[Dataset items]
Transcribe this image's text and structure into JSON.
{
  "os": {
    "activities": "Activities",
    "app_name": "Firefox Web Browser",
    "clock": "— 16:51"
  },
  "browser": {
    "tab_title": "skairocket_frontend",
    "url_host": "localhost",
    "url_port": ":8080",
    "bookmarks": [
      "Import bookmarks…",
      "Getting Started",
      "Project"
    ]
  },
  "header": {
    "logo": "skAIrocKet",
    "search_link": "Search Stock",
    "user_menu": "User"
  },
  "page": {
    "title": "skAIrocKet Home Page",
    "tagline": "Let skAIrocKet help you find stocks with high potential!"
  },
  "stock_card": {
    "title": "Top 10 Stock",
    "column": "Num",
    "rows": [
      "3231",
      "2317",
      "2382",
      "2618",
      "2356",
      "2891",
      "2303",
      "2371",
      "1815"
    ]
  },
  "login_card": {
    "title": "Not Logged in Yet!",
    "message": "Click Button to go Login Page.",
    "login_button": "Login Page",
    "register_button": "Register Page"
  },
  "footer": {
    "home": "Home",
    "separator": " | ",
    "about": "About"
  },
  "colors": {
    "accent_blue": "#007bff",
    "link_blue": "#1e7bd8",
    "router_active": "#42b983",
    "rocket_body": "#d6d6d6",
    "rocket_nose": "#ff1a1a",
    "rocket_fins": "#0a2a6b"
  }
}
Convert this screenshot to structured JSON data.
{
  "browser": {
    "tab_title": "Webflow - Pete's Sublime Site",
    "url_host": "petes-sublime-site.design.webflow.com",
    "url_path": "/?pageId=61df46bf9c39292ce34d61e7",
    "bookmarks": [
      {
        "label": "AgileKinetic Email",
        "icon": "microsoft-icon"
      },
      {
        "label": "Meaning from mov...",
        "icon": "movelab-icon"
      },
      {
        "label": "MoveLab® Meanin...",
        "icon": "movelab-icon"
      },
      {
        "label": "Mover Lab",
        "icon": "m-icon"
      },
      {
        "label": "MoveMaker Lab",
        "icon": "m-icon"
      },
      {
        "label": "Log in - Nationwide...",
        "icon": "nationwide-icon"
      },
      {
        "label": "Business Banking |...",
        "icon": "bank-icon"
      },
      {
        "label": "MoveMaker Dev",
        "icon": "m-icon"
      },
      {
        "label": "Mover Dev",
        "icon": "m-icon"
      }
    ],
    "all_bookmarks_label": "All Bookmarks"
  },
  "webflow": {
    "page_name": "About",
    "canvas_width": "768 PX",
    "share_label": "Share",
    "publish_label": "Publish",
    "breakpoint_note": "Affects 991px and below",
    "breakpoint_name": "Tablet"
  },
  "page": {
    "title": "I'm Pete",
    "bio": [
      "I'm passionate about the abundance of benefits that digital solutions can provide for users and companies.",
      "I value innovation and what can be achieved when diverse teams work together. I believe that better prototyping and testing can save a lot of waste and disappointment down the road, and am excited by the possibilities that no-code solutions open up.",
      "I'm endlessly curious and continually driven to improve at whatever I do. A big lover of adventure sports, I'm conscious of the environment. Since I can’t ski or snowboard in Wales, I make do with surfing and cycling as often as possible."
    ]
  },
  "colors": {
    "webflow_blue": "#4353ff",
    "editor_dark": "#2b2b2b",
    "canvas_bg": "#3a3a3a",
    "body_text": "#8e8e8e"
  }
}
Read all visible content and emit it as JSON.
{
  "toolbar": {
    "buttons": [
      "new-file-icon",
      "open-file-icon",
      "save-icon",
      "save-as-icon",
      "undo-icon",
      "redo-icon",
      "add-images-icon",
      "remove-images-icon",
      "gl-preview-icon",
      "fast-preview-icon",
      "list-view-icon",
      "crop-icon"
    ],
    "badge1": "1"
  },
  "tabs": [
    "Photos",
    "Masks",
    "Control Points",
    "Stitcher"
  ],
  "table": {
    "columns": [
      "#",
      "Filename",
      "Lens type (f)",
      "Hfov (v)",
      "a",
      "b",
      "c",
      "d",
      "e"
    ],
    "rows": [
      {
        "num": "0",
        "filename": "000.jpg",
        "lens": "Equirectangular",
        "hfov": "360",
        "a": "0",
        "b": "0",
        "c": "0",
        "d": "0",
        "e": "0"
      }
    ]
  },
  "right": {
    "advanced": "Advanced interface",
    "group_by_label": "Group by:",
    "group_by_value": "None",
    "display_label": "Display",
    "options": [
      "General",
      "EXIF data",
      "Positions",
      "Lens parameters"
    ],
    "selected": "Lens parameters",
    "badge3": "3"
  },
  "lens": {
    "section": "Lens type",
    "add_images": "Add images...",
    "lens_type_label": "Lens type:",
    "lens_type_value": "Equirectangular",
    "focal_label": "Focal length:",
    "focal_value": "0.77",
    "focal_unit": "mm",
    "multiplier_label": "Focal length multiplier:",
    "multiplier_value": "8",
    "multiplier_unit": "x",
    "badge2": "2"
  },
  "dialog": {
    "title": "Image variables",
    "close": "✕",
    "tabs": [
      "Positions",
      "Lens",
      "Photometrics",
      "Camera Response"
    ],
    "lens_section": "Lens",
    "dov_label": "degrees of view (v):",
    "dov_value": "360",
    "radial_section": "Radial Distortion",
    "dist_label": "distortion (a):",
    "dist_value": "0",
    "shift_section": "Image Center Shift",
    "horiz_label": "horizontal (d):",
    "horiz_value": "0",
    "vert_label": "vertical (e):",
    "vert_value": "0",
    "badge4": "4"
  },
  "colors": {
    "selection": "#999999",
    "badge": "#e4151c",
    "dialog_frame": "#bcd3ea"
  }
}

WHAT TO DO ▸
Reply with one number only: how many lines of the listing hold "Home"?

ANSWER IN FULL ▸
2